start EXERCISE MATERIALS

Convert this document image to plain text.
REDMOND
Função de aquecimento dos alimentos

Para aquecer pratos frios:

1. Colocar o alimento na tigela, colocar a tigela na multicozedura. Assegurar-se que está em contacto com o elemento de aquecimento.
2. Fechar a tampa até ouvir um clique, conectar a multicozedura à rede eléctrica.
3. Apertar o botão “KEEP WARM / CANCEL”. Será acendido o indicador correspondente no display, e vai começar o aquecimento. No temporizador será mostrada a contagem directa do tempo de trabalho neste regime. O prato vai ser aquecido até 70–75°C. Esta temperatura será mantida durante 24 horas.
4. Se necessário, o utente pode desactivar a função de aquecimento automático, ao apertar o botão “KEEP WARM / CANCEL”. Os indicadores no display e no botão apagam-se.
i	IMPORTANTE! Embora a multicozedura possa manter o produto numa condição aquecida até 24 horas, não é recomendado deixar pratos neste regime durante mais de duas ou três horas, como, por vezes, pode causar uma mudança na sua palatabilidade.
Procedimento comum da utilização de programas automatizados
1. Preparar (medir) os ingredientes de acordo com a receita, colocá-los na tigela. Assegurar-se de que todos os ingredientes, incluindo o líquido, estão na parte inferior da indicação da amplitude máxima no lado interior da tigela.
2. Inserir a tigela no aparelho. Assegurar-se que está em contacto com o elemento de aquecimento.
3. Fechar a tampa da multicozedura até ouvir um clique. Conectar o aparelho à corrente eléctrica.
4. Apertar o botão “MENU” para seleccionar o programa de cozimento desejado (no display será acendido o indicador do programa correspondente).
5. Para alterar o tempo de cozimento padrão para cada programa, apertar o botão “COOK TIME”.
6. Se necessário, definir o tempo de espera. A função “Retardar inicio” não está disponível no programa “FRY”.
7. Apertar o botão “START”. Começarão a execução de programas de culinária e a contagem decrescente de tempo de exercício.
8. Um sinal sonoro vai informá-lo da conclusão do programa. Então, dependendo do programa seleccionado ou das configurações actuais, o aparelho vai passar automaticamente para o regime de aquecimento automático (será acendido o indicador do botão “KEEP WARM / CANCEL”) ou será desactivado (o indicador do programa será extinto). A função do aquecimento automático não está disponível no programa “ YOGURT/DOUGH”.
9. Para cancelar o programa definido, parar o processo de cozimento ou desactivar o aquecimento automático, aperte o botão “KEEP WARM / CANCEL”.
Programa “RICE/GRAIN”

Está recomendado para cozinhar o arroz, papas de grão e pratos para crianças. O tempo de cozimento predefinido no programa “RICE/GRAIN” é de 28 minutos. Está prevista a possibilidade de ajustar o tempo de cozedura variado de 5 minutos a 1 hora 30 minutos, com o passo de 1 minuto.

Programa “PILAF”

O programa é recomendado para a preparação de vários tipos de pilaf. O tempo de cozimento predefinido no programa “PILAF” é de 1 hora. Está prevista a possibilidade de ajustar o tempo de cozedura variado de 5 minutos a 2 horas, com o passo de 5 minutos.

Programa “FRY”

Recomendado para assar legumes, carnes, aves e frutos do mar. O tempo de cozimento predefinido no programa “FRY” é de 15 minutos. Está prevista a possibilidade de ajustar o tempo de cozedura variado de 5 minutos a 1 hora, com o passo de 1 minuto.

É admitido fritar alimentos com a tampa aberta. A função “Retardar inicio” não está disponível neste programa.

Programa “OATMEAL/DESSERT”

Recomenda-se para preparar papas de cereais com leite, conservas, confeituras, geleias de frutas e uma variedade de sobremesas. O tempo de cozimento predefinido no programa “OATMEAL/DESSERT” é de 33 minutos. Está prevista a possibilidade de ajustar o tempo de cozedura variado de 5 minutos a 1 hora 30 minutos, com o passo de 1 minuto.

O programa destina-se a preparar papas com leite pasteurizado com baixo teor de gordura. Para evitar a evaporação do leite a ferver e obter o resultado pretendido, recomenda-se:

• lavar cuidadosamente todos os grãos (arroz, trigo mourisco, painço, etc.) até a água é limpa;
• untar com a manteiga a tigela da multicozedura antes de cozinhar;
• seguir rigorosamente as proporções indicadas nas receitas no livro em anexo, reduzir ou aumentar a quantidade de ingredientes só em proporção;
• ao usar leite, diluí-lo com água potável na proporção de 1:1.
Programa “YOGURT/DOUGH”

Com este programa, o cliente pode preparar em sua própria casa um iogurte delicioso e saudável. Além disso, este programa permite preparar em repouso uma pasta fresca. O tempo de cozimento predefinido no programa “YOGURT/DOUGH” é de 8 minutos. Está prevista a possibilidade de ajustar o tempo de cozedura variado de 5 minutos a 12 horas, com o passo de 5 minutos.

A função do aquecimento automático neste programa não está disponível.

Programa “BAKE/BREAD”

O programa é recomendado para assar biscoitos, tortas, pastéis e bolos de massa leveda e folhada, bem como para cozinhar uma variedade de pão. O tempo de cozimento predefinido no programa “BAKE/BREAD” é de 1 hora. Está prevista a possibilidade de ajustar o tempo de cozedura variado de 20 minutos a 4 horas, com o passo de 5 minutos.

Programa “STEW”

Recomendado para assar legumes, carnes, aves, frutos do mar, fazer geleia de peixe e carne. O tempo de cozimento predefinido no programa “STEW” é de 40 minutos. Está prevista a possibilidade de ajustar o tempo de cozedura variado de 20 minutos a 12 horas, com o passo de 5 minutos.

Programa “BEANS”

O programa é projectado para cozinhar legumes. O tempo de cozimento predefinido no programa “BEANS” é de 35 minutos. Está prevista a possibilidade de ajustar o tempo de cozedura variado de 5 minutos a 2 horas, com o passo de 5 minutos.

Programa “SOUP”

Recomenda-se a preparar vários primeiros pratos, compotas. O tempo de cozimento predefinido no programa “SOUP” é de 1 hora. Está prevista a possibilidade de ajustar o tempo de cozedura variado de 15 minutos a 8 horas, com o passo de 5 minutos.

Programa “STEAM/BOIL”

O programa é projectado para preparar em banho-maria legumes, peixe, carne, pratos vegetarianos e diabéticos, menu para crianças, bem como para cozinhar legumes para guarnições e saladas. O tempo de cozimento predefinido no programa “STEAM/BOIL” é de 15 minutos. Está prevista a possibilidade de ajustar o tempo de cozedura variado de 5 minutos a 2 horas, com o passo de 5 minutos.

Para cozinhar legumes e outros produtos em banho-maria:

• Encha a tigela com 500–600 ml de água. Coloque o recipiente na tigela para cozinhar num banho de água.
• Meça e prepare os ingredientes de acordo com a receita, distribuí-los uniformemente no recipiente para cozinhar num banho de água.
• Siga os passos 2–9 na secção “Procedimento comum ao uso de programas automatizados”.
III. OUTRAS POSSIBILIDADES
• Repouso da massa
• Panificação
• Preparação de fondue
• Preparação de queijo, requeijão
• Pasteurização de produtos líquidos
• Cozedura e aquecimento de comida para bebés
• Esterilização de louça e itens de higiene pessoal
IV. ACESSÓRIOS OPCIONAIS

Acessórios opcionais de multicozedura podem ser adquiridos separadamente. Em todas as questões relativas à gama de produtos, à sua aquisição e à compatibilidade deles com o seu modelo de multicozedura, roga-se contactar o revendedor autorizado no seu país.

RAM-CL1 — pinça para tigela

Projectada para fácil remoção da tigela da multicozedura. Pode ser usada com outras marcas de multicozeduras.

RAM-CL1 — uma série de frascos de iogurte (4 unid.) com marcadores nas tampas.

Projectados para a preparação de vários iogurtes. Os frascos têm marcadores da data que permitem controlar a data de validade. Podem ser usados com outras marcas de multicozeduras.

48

end EXERCISE MATERIALS
start EXERCISE MATERIALS

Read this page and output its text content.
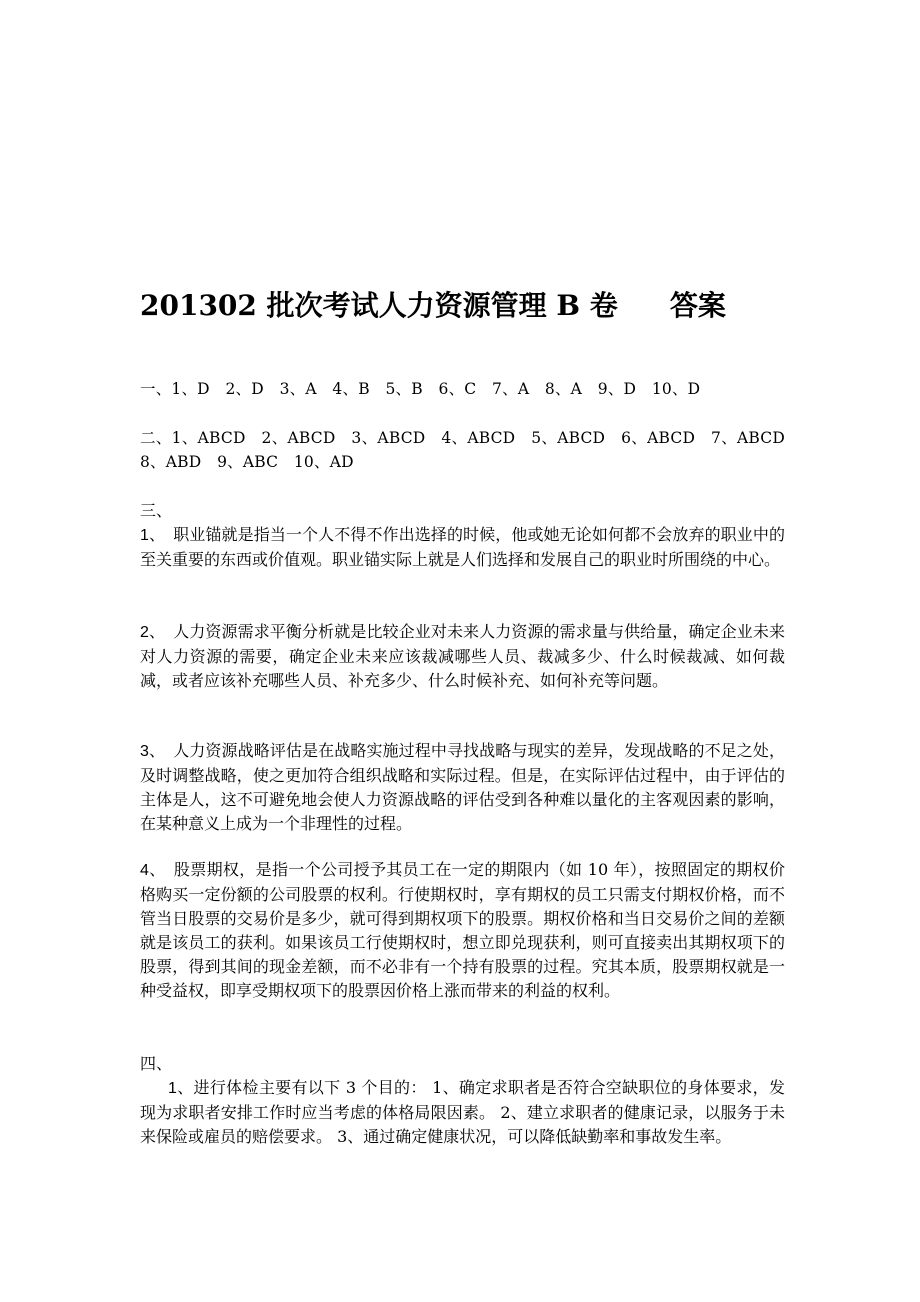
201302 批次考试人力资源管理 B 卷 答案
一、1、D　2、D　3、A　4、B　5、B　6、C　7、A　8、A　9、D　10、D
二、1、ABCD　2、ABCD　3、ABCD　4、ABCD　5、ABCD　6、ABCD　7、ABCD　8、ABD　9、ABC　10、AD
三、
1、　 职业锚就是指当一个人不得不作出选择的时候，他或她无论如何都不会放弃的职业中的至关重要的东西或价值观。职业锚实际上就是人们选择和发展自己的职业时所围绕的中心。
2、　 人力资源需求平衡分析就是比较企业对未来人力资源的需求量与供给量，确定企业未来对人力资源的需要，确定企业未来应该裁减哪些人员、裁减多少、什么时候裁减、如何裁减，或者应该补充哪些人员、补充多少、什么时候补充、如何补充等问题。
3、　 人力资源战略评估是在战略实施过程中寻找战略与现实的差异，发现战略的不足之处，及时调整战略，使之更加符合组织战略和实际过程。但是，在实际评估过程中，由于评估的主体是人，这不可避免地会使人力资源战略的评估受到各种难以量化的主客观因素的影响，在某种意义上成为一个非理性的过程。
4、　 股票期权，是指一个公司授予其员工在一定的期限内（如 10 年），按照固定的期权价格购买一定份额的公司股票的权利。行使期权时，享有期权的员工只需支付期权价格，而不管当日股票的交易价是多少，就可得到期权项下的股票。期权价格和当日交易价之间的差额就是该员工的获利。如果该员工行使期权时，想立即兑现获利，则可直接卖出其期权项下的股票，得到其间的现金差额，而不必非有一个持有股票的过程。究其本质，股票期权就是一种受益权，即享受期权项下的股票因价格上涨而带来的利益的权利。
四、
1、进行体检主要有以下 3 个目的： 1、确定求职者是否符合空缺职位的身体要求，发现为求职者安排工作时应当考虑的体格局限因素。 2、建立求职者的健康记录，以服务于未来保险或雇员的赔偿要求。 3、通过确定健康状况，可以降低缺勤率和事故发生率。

end EXERCISE MATERIALS

## DESCRIPTION OF THE TASK
List every line above that contains the word "STEAM".

## EXERCISE SOLUTION
Programa “STEAM/BOIL”
O programa é projectado para preparar em banho-maria legumes, peixe, carne, pratos vegetarianos e diabéticos, menu para crianças, bem como para cozinhar legumes para guarnições e saladas. O tempo de cozimento predefinido no programa “STEAM/BOIL” é de 15 minutos. Está prevista a possibilidade de ajustar o tempo de cozedura variado de 5 minutos a 2 horas, com o passo de 5 minutos.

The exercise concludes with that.